## Trecho do texto
/---

Compreende-se como primeiro estágio o design tradicional, que consiste na elaboração de serviços que atendem as tipologias específicas de design, tais como: produto, ambiente e comunicação. No segundo estágio, nota-se a introdução de um design para além do produto físico, que também considera a criação de valor, inovação e experiência do usuário. No terceiro estágio, o design é orientado para a complexidade, pois considera as transformações organizacionais delimitadas por negócios ou estratégias. Já no quarto e último estágio, o design se expande para a transformação social que considera sistemas sociais, elaboração de políticas e desenho de comunidades. Nota-se que essas diferentes abordagens do escopo de serviços do design passam pela solução de projeto como parte de um processo de transformação social, que também reconsiderou o papel do design na sociedade contemporânea (BRITO; PESSÔA, 2020).
Essas distintas abordagens no design passam pela solução de projeto. Nesse sentido, a prática projetual tem um papel relevante na formação do discente, na medida em que propicia um ambiente de aprendizagem que se dá pela experimentação prática do método de design aplicado. Assim, a produção de vivências extensionistas no contexto do ensino e formação superior se configura como uma metodologia ativa que permite ao discente protagonismo e autonomia, ao longo de todo o processo de desenvolvimento do projeto.

\---

## Dados
/---

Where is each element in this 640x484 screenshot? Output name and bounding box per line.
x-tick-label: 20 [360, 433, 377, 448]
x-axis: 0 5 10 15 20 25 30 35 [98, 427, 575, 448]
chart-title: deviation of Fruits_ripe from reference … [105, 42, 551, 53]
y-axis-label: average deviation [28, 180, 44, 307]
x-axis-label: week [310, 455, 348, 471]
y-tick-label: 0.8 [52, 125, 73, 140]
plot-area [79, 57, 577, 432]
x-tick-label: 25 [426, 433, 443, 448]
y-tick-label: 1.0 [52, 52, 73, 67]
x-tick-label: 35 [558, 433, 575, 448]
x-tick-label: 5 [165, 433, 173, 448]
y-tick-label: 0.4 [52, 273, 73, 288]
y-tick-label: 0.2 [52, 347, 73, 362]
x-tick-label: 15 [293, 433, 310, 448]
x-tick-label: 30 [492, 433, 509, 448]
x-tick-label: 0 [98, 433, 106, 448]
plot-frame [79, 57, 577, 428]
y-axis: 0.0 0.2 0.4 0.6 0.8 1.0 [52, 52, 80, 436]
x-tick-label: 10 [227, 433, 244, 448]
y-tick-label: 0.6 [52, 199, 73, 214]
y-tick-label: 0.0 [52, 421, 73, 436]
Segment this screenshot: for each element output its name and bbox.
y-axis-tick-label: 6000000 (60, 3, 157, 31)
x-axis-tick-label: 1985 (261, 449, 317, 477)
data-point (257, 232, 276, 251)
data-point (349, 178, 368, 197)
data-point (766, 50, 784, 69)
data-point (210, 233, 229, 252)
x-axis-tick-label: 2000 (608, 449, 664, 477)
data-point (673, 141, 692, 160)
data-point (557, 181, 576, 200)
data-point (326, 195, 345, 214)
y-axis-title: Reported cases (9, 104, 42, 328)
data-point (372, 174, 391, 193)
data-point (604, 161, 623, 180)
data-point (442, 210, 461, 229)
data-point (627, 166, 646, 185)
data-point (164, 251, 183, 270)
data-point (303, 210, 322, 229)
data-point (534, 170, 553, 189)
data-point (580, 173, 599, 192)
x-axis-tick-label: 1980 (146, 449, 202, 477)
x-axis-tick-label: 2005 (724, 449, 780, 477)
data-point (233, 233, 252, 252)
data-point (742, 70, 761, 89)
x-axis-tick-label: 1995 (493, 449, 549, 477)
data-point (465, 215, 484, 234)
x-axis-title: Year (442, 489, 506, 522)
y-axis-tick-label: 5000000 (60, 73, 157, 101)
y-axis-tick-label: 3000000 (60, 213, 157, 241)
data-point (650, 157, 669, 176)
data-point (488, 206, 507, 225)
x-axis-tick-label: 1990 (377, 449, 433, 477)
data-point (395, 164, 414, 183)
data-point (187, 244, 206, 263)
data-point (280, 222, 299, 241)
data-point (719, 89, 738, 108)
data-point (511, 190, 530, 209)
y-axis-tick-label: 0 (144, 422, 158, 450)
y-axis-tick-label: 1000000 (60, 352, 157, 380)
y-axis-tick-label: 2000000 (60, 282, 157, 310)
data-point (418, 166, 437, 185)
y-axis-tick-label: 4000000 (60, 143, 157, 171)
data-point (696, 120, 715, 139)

\---

## Atividades propostas
- A) Enumere as tipologias específicas de design que, segundo o texto sobre os estágios do design, são atendidas pelo design tradicional.
- B) No texto sobre os estágios do design, reescreva tudo o que vai de "Essas distintas abordagens" até "desenvolvimento do projeto.", trocando "discente" por "estudante".
- C) Dê sequência ao texto sobre os estágios do design a partir da última frase apresentada.

## Respostas das atividades
- A) Produto, ambiente e comunicação.

- B)
Essas distintas abordagens no design passam pela solução de projeto. Nesse sentido, a prática projetual tem um papel relevante na formação do estudante, na medida em que propicia um ambiente de aprendizagem que se dá pela experimentação prática do método de design aplicado. Assim, a produção de vivências extensionistas no contexto do ensino e formação superior se configura como uma metodologia ativa que permite ao estudante protagonismo e autonomia, ao longo de todo o processo de desenvolvimento do projeto.

- C)
CONSIDERAÇÔES FINAIS
Ao refletirmos sobre o lugar do projeto na formação do designer de ambientes, foi possível identificar que projetar é uma atividade desafiadora, que se inicia na formação acadêmica, mediante às disciplinas de prática projetual. Estas têm o papel de introduzir o discente ao exercício prático e aplicado do método de design. Nesse processo de formação, observa-se que as experiências de aprendizagem se potencializam quando se estabelecem em contextos reais. Esse cenário permite o desenvolvimento de competências e habilidades adquiridas pela autonomia e protagonismo discente. Vivências estas que geram aprendizados significativos e direcionadores para a atuação profissional.
Nesse sentido, pode-se compreender que, ao longo da formação, faz-se necessária a construção de repertórios que permitam ao discente expandir as possibilidades de prestação de serviço em design de ambientes e reconheça as complexidades do contexto estudado. A partir disso, será possível transitar por diferentes possibilidades de atuação que podem considerar desde uma entrega tradicional de um projeto para o ambiente ou mesmo uma ação de design orientada ao desenho de transformações sociais. Os diferentes níveis que envolvem os escopos da atuação profissional se estabelecem pela construção de um olhar interpretativo, advindo da aplicação do método de design em experimentações práticas. Trata-se, portanto, de um processo contínuo de aprendizado que se inicia na formação acadêmica e se estende para a trajetória profissional.
Mini Biografia
Sâmela Suelen Martins Viana Pessôa, designer de ambientes, mestra em Design e docente no curso de Design de Ambientes na Escola de Design da Universidade do Estado de Minas Gerais (UEMG).
REFERÊNCIAS:
ABREU, S. M. B. M. ; PESSOA, S. S. M. V. ; BAHIA, I. P. ; ALVES, M. A. ; FANI, L. S. . Ensaios na prática projetual de design de ambientes: uma abordagem sobre a práxis do ensino. Revista Intramuros, 03 fev. 2020.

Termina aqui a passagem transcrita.